** start **

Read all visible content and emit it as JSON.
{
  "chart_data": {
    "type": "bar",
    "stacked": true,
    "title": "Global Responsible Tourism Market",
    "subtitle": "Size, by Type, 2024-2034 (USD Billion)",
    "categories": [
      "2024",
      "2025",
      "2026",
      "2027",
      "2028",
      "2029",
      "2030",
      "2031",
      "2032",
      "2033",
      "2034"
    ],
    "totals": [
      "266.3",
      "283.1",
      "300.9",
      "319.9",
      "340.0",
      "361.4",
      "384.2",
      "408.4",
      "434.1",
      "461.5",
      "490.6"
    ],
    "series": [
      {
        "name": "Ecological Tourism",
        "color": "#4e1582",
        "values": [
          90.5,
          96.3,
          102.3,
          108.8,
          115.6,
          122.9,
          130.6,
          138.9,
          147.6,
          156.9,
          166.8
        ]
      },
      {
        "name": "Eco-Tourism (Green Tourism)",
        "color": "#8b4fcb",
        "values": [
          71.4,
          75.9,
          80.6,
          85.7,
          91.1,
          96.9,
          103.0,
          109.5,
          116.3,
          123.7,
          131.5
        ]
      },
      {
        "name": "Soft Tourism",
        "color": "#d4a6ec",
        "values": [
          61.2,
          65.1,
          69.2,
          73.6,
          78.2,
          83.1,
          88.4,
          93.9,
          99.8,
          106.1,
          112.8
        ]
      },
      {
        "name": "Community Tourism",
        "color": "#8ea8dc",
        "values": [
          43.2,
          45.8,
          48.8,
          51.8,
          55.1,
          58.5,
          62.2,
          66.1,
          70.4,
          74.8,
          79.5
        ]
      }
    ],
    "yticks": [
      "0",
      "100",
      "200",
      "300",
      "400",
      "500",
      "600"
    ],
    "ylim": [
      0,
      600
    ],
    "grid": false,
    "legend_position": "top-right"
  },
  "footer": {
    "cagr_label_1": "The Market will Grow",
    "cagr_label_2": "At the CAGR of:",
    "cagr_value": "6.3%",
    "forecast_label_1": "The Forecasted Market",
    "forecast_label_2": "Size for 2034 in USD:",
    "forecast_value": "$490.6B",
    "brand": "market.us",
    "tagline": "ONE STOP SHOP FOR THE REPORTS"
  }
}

** end **

Task brief:
Determine how many lines above contain "Tourism" as a word or string. Give the number alone.

Full response:
5